### What to do
Quote every entry word for word.

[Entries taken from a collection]
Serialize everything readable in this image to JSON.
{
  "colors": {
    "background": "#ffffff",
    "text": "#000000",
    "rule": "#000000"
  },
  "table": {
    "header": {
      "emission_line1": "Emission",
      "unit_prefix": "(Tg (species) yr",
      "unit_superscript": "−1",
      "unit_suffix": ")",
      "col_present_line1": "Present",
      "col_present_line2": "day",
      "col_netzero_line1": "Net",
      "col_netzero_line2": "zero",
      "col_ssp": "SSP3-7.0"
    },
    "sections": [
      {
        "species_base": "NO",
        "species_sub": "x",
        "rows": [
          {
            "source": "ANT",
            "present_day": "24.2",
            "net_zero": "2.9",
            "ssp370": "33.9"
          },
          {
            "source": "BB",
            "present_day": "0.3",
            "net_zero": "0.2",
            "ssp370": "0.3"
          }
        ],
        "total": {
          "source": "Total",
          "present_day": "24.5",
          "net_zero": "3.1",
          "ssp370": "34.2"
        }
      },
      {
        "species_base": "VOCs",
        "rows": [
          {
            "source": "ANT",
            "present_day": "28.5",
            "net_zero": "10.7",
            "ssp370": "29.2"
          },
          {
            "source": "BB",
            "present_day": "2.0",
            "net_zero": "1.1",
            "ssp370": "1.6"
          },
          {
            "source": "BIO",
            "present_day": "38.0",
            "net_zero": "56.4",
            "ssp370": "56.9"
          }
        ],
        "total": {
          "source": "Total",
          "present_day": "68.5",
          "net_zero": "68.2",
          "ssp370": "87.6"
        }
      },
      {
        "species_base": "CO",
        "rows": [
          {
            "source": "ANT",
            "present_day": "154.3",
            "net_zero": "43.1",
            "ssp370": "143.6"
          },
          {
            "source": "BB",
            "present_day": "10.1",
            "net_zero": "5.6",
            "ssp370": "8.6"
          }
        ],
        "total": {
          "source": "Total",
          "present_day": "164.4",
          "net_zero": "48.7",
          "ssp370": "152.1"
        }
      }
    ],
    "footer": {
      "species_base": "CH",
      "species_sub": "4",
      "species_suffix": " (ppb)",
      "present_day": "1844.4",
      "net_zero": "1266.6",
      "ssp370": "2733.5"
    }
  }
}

### Exercise output
Serialize everything readable in this image to JSON.
{
  "colors": {
    "background": "#ffffff",
    "text": "#000000",
    "rule": "#000000"
  },
  "table": {
    "header": {
      "emission_line1": "Emission",
      "unit_prefix": "(Tg (species) yr",
      "unit_superscript": "−1",
      "unit_suffix": ")",
      "col_present_line1": "Present",
      "col_present_line2": "day",
      "col_netzero_line1": "Net",
      "col_netzero_line2": "zero",
      "col_ssp": "SSP3-7.0"
    },
    "sections": [
      {
        "species_base": "NO",
        "species_sub": "x",
        "rows": [
          {
            "source": "ANT",
            "present_day": "24.2",
            "net_zero": "2.9",
            "ssp370": "33.9"
          },
          {
            "source": "BB",
            "present_day": "0.3",
            "net_zero": "0.2",
            "ssp370": "0.3"
          }
        ],
        "total": {
          "source": "Total",
          "present_day": "24.5",
          "net_zero": "3.1",
          "ssp370": "34.2"
        }
      },
      {
        "species_base": "VOCs",
        "rows": [
          {
            "source": "ANT",
            "present_day": "28.5",
            "net_zero": "10.7",
            "ssp370": "29.2"
          },
          {
            "source": "BB",
            "present_day": "2.0",
            "net_zero": "1.1",
            "ssp370": "1.6"
          },
          {
            "source": "BIO",
            "present_day": "38.0",
            "net_zero": "56.4",
            "ssp370": "56.9"
          }
        ],
        "total": {
          "source": "Total",
          "present_day": "68.5",
          "net_zero": "68.2",
          "ssp370": "87.6"
        }
      },
      {
        "species_base": "CO",
        "rows": [
          {
            "source": "ANT",
            "present_day": "154.3",
            "net_zero": "43.1",
            "ssp370": "143.6"
          },
          {
            "source": "BB",
            "present_day": "10.1",
            "net_zero": "5.6",
            "ssp370": "8.6"
          }
        ],
        "total": {
          "source": "Total",
          "present_day": "164.4",
          "net_zero": "48.7",
          "ssp370": "152.1"
        }
      }
    ],
    "footer": {
      "species_base": "CH",
      "species_sub": "4",
      "species_suffix": " (ppb)",
      "present_day": "1844.4",
      "net_zero": "1266.6",
      "ssp370": "2733.5"
    }
  }
}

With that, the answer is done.